= Exercise description =
Copy the records that follow exactly as written, but not their pictures.

= Provided material =
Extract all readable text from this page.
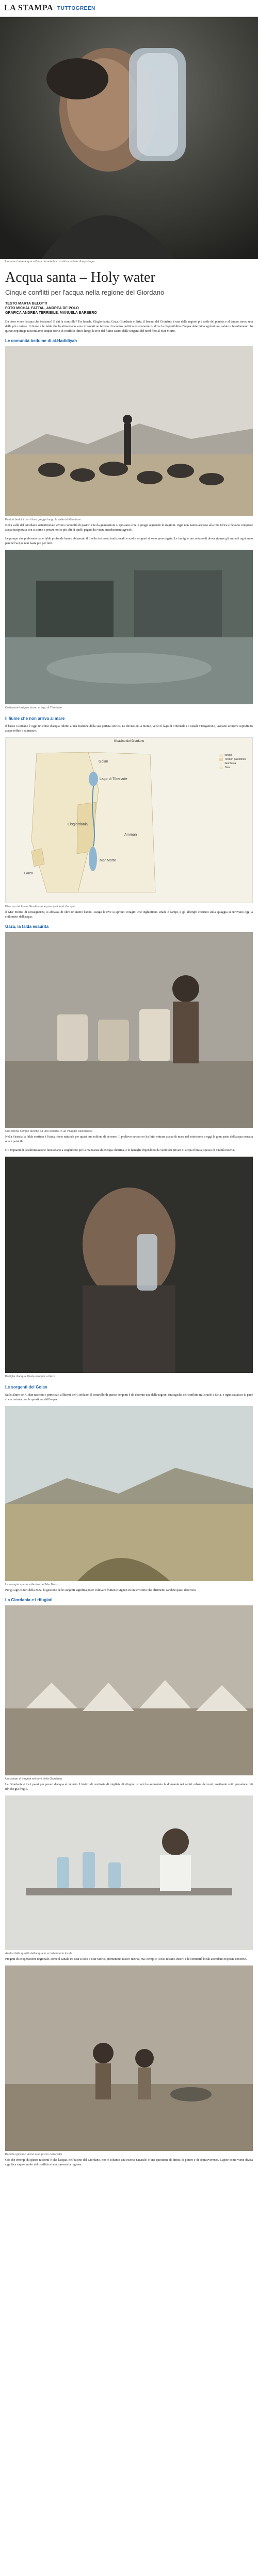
LA STAMPA TUTTOGREEN
Un uomo beve acqua a Gaza durante la crisi idrica — foto di reportage
Acqua santa – Holy water
Cinque conflitti per l'acqua nella regione del Giordano
TESTO MARTA BELOTTI
FOTO MICHAL FATTAL, ANDREA DE POLO
GRAFICA ANDREA TERRIBILE, MANUELA BARBERO

Da dove viene l'acqua che beviamo? E chi la controlla? Tra Israele, Cisgiordania, Gaza, Giordania e Siria, il bacino del Giordano è una delle regioni più aride del pianeta e al tempo stesso una delle più contese. Il fiume e le falde che lo alimentano sono diventati un terreno di scontro politico ed economico, dove la disponibilità d'acqua determina agricoltura, salute e insediamenti. In questo reportage raccontiamo cinque storie di conflitto idrico lungo le rive del fiume sacro, dalle sorgenti del nord fino al Mar Morto.

Le comunità beduine di al-Hadidiyah
Pastori beduini con il loro gregge lungo la valle del Giordano

Nella valle del Giordano settentrionale vivono comunità di pastori che da generazioni si spostano con le greggi seguendo le stagioni. Oggi non hanno accesso alla rete idrica e devono comprare acqua trasportata con cisterne a prezzi molto più alti di quelli pagati dai vicini insediamenti agricoli.

Le pompe che prelevano dalle falde profonde hanno abbassato il livello dei pozzi tradizionali, e molte sorgenti si sono prosciugate. Le famiglie raccontano di dover ridurre gli animali ogni anno perché l'acqua non basta più per tutti.

Coltivazioni irrigate vicino al lago di Tiberiade
Il fiume che non arriva al mare

Il basso Giordano è oggi un corso d'acqua ridotto a una frazione della sua portata storica. Le deviazioni a monte, verso il lago di Tiberiade e i canali d'irrigazione, lasciano scorrere soprattutto acque reflue e salmastre.

Il bacino del Giordano
Golan
Lago di Tiberiade
Cisgiordania
Gaza
Mar Morto
Amman
Israele
Territori palestinesi
Giordania
Siria
Il bacino del fiume Giordano e le principali fonti d'acqua

Il Mar Morto, di conseguenza, si abbassa di oltre un metro l'anno. Lungo le rive si aprono voragini che inghiottono strade e campi, e gli alberghi costruiti sulla spiaggia si ritrovano oggi a chilometri dall'acqua.

Gaza, la falda esaurita
Una donna riempie taniche da una cisterna in un villaggio palestinese

Nella Striscia la falda costiera è l'unica fonte naturale per quasi due milioni di persone. Il prelievo eccessivo ha fatto entrare acqua di mare nel sottosuolo e oggi la gran parte dell'acqua estratta non è potabile.

Gli impianti di desalinizzazione funzionano a singhiozzo per la mancanza di energia elettrica, e le famiglie dipendono da venditori privati di acqua filtrata, spesso di qualità incerta.

Bottiglie d'acqua filtrata vendute a Gaza
Le sorgenti del Golan

Sulle alture del Golan nascono i principali affluenti del Giordano. Il controllo di queste sorgenti è da decenni una delle ragioni strategiche del conflitto tra Israele e Siria, e ogni trattativa di pace si è scontrata con la questione dell'acqua.

Le voragini aperte sulle rive del Mar Morto

Per gli agricoltori della zona, la gestione delle sorgenti significa poter coltivare frutteti e vigneti in un territorio che altrimenti sarebbe quasi desertico.

La Giordania e i rifugiati
Un campo di rifugiati nel nord della Giordania

La Giordania è tra i paesi più poveri d'acqua al mondo. L'arrivo di centinaia di migliaia di rifugiati siriani ha aumentato la domanda nei centri urbani del nord, mettendo sotto pressione reti idriche già fragili.

Analisi della qualità dell'acqua in un laboratorio locale

Progetti di cooperazione regionale, come il canale tra Mar Rosso e Mar Morto, promettono nuove risorse, ma i tempi e i costi restano incerti e le comunità locali attendono risposte concrete.

Bambini giocano vicino a un pozzo nella valle

Ciò che emerge da questi racconti è che l'acqua, nel bacino del Giordano, non è soltanto una risorsa naturale: è una questione di diritti, di potere e di sopravvivenza. Capire come viene divisa significa capire molto del conflitto che attraversa la regione.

= Exercise solution =
Extract all readable text from this page.
LA STAMPA TUTTOGREEN
Un uomo beve acqua a Gaza durante la crisi idrica — foto di reportage
Acqua santa – Holy water
Cinque conflitti per l'acqua nella regione del Giordano
TESTO MARTA BELOTTI
FOTO MICHAL FATTAL, ANDREA DE POLO
GRAFICA ANDREA TERRIBILE, MANUELA BARBERO

Da dove viene l'acqua che beviamo? E chi la controlla? Tra Israele, Cisgiordania, Gaza, Giordania e Siria, il bacino del Giordano è una delle regioni più aride del pianeta e al tempo stesso una delle più contese. Il fiume e le falde che lo alimentano sono diventati un terreno di scontro politico ed economico, dove la disponibilità d'acqua determina agricoltura, salute e insediamenti. In questo reportage raccontiamo cinque storie di conflitto idrico lungo le rive del fiume sacro, dalle sorgenti del nord fino al Mar Morto.

Le comunità beduine di al-Hadidiyah
Pastori beduini con il loro gregge lungo la valle del Giordano

Nella valle del Giordano settentrionale vivono comunità di pastori che da generazioni si spostano con le greggi seguendo le stagioni. Oggi non hanno accesso alla rete idrica e devono comprare acqua trasportata con cisterne a prezzi molto più alti di quelli pagati dai vicini insediamenti agricoli.

Le pompe che prelevano dalle falde profonde hanno abbassato il livello dei pozzi tradizionali, e molte sorgenti si sono prosciugate. Le famiglie raccontano di dover ridurre gli animali ogni anno perché l'acqua non basta più per tutti.

Coltivazioni irrigate vicino al lago di Tiberiade
Il fiume che non arriva al mare

Il basso Giordano è oggi un corso d'acqua ridotto a una frazione della sua portata storica. Le deviazioni a monte, verso il lago di Tiberiade e i canali d'irrigazione, lasciano scorrere soprattutto acque reflue e salmastre.

Il bacino del Giordano
Golan
Lago di Tiberiade
Cisgiordania
Gaza
Mar Morto
Amman
Israele
Territori palestinesi
Giordania
Siria
Il bacino del fiume Giordano e le principali fonti d'acqua

Il Mar Morto, di conseguenza, si abbassa di oltre un metro l'anno. Lungo le rive si aprono voragini che inghiottono strade e campi, e gli alberghi costruiti sulla spiaggia si ritrovano oggi a chilometri dall'acqua.

Gaza, la falda esaurita
Una donna riempie taniche da una cisterna in un villaggio palestinese

Nella Striscia la falda costiera è l'unica fonte naturale per quasi due milioni di persone. Il prelievo eccessivo ha fatto entrare acqua di mare nel sottosuolo e oggi la gran parte dell'acqua estratta non è potabile.

Gli impianti di desalinizzazione funzionano a singhiozzo per la mancanza di energia elettrica, e le famiglie dipendono da venditori privati di acqua filtrata, spesso di qualità incerta.

Bottiglie d'acqua filtrata vendute a Gaza
Le sorgenti del Golan

Sulle alture del Golan nascono i principali affluenti del Giordano. Il controllo di queste sorgenti è da decenni una delle ragioni strategiche del conflitto tra Israele e Siria, e ogni trattativa di pace si è scontrata con la questione dell'acqua.

Le voragini aperte sulle rive del Mar Morto

Per gli agricoltori della zona, la gestione delle sorgenti significa poter coltivare frutteti e vigneti in un territorio che altrimenti sarebbe quasi desertico.

La Giordania e i rifugiati
Un campo di rifugiati nel nord della Giordania

La Giordania è tra i paesi più poveri d'acqua al mondo. L'arrivo di centinaia di migliaia di rifugiati siriani ha aumentato la domanda nei centri urbani del nord, mettendo sotto pressione reti idriche già fragili.

Analisi della qualità dell'acqua in un laboratorio locale

Progetti di cooperazione regionale, come il canale tra Mar Rosso e Mar Morto, promettono nuove risorse, ma i tempi e i costi restano incerti e le comunità locali attendono risposte concrete.

Bambini giocano vicino a un pozzo nella valle

Ciò che emerge da questi racconti è che l'acqua, nel bacino del Giordano, non è soltanto una risorsa naturale: è una questione di diritti, di potere e di sopravvivenza. Capire come viene divisa significa capire molto del conflitto che attraversa la regione.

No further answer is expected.